WORK INSTRUCTIONS:
Copy every line with the string "name" in it.
-- start --
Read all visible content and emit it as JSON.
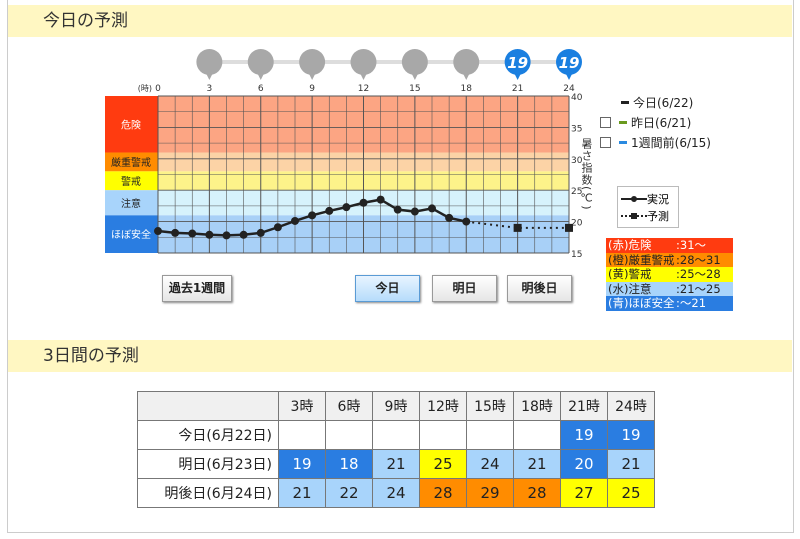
{
  "section1": {
    "title": "今日の予測"
  },
  "section2": {
    "title": "3日間の予測"
  },
  "chart_data": {
    "type": "line",
    "x_unit_label": "(時)",
    "x_ticks": [
      0,
      3,
      6,
      9,
      12,
      15,
      18,
      21,
      24
    ],
    "y_ticks": [
      15,
      20,
      25,
      30,
      35,
      40
    ],
    "ylim": [
      15,
      40
    ],
    "xlim": [
      0,
      24
    ],
    "ylabel": "暑さ指数(℃)",
    "bands": [
      {
        "label": "危険",
        "from": 31,
        "to": 40,
        "color": "#ff3b10",
        "fill": "#fca583"
      },
      {
        "label": "厳重警戒",
        "from": 28,
        "to": 31,
        "color": "#ff8c00",
        "fill": "#fcd3a6"
      },
      {
        "label": "警戒",
        "from": 25,
        "to": 28,
        "color": "#ffff00",
        "fill": "#fdf38a"
      },
      {
        "label": "注意",
        "from": 21,
        "to": 25,
        "color": "#a8d4fb",
        "fill": "#d6f2fc"
      },
      {
        "label": "ほぼ安全",
        "from": 15,
        "to": 21,
        "color": "#2a7de1",
        "fill": "#a8d0f7"
      }
    ],
    "series": [
      {
        "name": "実況",
        "style": "solid",
        "x": [
          0,
          1,
          2,
          3,
          4,
          5,
          6,
          7,
          8,
          9,
          10,
          11,
          12,
          13,
          14,
          15,
          16,
          17,
          18
        ],
        "y": [
          18.5,
          18.2,
          18.1,
          17.9,
          17.8,
          17.9,
          18.2,
          19.1,
          20.1,
          21,
          21.7,
          22.3,
          23,
          23.5,
          21.9,
          21.6,
          22.1,
          20.6,
          20
        ]
      },
      {
        "name": "予測",
        "style": "dotted",
        "x": [
          18,
          21,
          24
        ],
        "y": [
          20,
          19,
          19
        ]
      }
    ],
    "pins": [
      {
        "hour": 3,
        "value": ""
      },
      {
        "hour": 6,
        "value": ""
      },
      {
        "hour": 9,
        "value": ""
      },
      {
        "hour": 12,
        "value": ""
      },
      {
        "hour": 15,
        "value": ""
      },
      {
        "hour": 18,
        "value": ""
      },
      {
        "hour": 21,
        "value": "19"
      },
      {
        "hour": 24,
        "value": "19"
      }
    ]
  },
  "legend": {
    "today": "今日(6/22)",
    "yesterday": "昨日(6/21)",
    "week_ago": "1週間前(6/15)",
    "actual": "実況",
    "forecast": "予測",
    "colors": {
      "today": "#222222",
      "yesterday": "#6a9a1f",
      "week_ago": "#2a8ae0"
    }
  },
  "levels": [
    {
      "name": "(赤)危険",
      "range": ":31～",
      "bg": "#ff3b10",
      "fg": "#fff"
    },
    {
      "name": "(橙)厳重警戒",
      "range": ":28～31",
      "bg": "#ff8c00",
      "fg": "#222"
    },
    {
      "name": "(黄)警戒",
      "range": ":25～28",
      "bg": "#ffff00",
      "fg": "#222"
    },
    {
      "name": "(水)注意",
      "range": ":21～25",
      "bg": "#a8d4fb",
      "fg": "#222"
    },
    {
      "name": "(青)ほぼ安全",
      "range": ":～21",
      "bg": "#2a7de1",
      "fg": "#fff"
    }
  ],
  "buttons": {
    "past_week": "過去1週間",
    "today": "今日",
    "tomorrow": "明日",
    "day_after": "明後日"
  },
  "table": {
    "headers": [
      "3時",
      "6時",
      "9時",
      "12時",
      "15時",
      "18時",
      "21時",
      "24時"
    ],
    "rows": [
      {
        "label": "今日(6月22日)",
        "values": [
          "",
          "",
          "",
          "",
          "",
          "",
          "19",
          "19"
        ]
      },
      {
        "label": "明日(6月23日)",
        "values": [
          "19",
          "18",
          "21",
          "25",
          "24",
          "21",
          "20",
          "21"
        ]
      },
      {
        "label": "明後日(6月24日)",
        "values": [
          "21",
          "22",
          "24",
          "28",
          "29",
          "28",
          "27",
          "25"
        ]
      }
    ]
  }
}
-- end --
EXERCISE RESULT:
        "name": "実況",
        "name": "予測",
      "name": "(赤)危険",
      "name": "(橙)厳重警戒",
      "name": "(黄)警戒",
      "name": "(水)注意",
      "name": "(青)ほぼ安全",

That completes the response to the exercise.